## TASK STATEMENT
In the entries that follow, count each line containing "ylabel" and state the total, nothing more.

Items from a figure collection
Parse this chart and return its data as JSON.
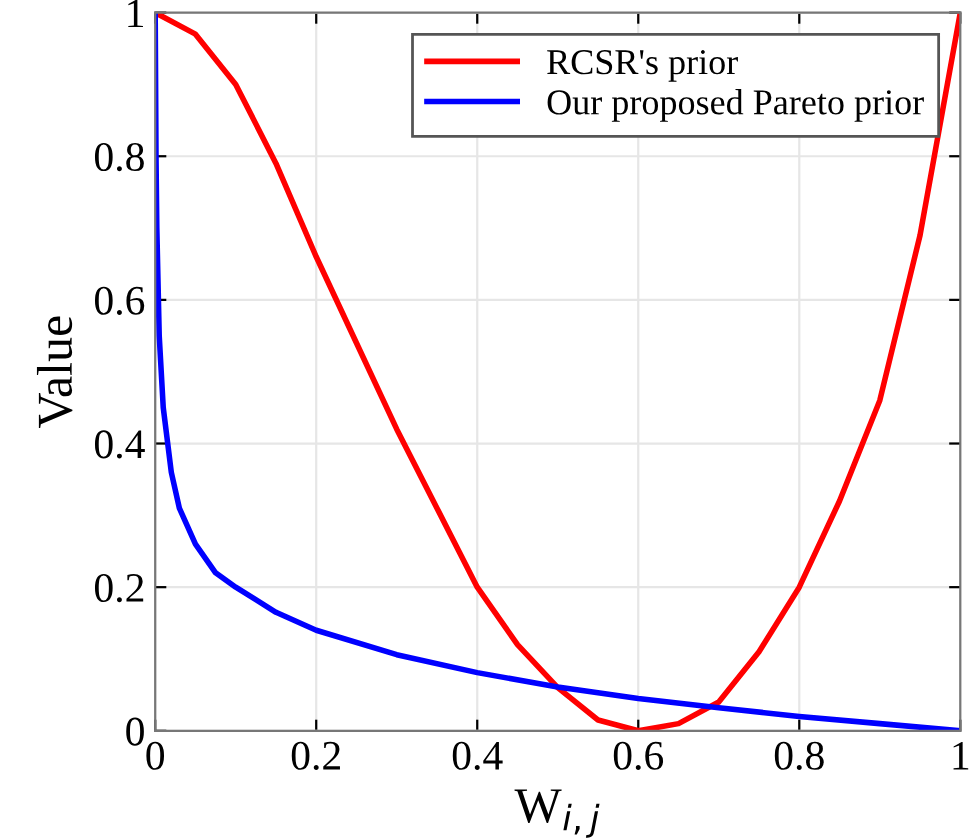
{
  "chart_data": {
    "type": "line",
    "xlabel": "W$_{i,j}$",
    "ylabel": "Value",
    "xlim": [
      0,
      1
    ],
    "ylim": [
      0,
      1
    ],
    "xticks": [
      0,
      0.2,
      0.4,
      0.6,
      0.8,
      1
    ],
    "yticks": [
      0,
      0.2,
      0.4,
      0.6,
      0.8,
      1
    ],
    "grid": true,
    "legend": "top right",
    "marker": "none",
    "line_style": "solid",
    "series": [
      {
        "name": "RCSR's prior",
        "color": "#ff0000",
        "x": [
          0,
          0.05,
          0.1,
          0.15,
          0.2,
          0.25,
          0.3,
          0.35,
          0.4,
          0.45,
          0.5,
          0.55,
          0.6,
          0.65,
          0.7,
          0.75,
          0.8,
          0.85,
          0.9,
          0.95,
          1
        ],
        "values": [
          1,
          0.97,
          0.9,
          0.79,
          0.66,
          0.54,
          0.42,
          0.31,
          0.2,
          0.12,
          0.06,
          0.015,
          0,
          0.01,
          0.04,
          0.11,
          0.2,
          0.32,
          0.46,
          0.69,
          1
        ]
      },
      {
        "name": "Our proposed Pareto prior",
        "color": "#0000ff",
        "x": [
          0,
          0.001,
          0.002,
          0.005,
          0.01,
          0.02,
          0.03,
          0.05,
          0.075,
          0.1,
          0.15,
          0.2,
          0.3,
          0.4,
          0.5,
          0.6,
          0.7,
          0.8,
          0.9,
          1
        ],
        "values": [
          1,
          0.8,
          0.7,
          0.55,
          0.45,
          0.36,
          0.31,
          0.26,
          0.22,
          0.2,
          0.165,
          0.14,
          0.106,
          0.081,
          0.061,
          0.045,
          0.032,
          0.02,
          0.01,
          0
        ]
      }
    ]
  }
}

---

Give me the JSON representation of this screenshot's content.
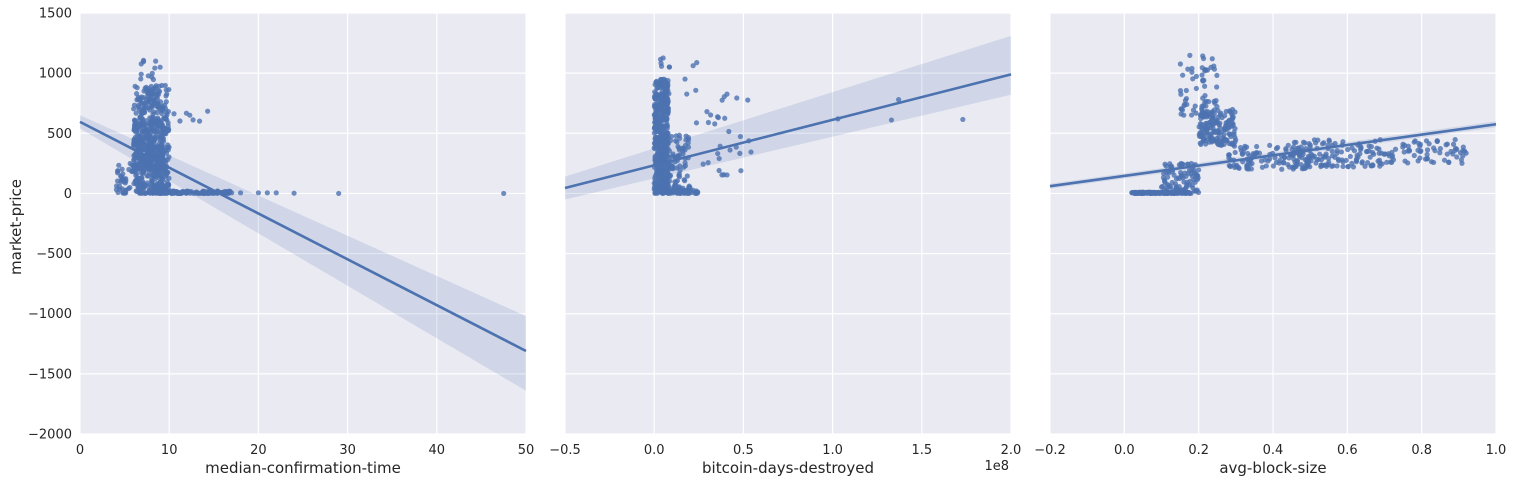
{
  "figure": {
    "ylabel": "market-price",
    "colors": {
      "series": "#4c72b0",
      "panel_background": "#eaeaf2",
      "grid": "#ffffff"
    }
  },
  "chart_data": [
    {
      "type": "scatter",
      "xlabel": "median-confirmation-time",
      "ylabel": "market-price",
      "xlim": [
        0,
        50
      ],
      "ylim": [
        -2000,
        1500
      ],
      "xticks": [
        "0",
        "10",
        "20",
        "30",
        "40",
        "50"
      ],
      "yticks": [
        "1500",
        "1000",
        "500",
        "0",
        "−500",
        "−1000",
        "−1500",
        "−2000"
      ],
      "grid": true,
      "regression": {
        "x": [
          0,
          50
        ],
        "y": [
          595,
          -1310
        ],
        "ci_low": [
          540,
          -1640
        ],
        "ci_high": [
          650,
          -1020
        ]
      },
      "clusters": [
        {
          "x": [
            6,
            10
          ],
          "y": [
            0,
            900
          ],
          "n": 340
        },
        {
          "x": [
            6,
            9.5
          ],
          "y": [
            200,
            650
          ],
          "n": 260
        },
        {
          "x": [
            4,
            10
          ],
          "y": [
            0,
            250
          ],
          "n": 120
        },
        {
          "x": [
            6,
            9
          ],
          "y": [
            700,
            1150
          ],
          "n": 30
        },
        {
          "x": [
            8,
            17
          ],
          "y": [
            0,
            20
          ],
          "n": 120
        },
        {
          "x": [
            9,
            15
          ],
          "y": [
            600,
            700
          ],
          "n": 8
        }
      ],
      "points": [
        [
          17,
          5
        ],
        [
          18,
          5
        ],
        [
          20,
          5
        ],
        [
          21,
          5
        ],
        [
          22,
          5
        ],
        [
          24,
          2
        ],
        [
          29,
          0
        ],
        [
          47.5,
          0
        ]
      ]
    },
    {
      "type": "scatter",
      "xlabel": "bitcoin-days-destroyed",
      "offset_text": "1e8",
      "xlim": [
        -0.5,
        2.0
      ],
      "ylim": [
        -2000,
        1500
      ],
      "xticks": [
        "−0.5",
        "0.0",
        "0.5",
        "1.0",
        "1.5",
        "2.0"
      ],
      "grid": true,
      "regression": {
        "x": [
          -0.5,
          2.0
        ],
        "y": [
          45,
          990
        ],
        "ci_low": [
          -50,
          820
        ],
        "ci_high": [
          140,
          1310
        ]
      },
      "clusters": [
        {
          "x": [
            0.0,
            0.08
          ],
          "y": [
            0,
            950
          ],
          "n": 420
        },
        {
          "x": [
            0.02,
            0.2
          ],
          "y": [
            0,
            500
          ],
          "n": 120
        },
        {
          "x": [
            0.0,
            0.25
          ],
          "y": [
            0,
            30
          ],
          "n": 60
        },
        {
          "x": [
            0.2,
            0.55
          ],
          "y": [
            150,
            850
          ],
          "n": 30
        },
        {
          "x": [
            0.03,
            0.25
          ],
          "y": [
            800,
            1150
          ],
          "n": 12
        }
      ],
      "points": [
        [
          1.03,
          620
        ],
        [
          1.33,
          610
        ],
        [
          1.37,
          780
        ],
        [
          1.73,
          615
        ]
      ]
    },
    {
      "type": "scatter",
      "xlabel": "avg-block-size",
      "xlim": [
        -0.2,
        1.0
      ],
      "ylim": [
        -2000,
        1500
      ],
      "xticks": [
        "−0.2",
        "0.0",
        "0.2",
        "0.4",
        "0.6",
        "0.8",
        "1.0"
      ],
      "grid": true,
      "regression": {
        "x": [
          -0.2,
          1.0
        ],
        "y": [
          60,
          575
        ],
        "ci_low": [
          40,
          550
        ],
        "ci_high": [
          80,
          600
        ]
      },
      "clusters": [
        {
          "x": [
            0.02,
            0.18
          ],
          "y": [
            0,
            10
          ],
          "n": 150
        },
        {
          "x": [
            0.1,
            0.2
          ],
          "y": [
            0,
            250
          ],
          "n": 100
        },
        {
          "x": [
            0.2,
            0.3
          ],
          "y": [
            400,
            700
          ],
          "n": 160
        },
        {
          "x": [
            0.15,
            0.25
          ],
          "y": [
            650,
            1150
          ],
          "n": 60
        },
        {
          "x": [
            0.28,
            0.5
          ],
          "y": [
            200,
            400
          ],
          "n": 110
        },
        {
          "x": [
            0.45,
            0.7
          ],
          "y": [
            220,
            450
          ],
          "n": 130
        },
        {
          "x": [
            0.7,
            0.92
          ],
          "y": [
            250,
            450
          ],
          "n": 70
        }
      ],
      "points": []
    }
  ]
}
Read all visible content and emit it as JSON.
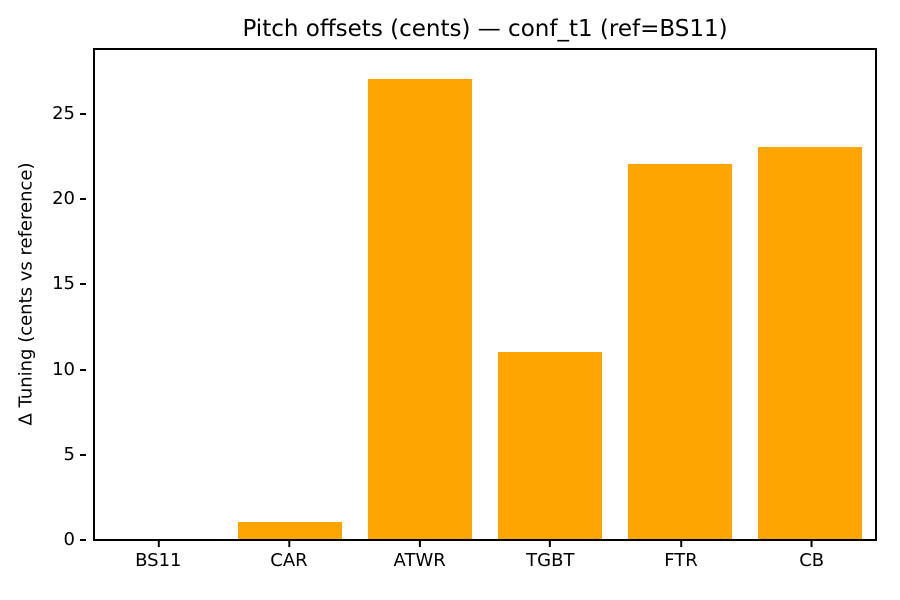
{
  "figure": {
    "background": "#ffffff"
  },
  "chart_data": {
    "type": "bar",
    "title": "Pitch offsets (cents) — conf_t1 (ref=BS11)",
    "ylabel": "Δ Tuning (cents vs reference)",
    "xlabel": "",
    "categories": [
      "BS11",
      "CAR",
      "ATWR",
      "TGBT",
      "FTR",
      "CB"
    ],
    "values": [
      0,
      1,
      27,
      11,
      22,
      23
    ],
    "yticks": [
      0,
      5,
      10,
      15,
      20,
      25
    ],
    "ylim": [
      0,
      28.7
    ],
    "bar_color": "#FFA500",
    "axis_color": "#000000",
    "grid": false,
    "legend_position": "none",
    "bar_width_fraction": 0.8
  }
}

## CORRECT OUTPUT
4